# Goal of the exercise
Where the word "obliczeń" occurs in a line, return that line.

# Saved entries

....................

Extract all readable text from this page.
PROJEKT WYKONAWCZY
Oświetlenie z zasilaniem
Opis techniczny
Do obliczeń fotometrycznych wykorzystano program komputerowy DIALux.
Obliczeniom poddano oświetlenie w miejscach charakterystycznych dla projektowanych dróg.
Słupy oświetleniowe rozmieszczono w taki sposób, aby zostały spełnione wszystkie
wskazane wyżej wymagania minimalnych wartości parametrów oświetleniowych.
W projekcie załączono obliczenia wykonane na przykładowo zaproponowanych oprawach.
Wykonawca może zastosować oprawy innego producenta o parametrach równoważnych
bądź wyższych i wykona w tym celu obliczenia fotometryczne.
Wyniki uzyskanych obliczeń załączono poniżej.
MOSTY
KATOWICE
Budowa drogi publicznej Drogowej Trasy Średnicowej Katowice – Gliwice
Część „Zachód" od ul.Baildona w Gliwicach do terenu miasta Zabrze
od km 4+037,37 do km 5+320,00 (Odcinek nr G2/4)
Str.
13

....................

# Finished answer
Do obliczeń fotometrycznych wykorzystano program komputerowy DIALux.
Wyniki uzyskanych obliczeń załączono poniżej.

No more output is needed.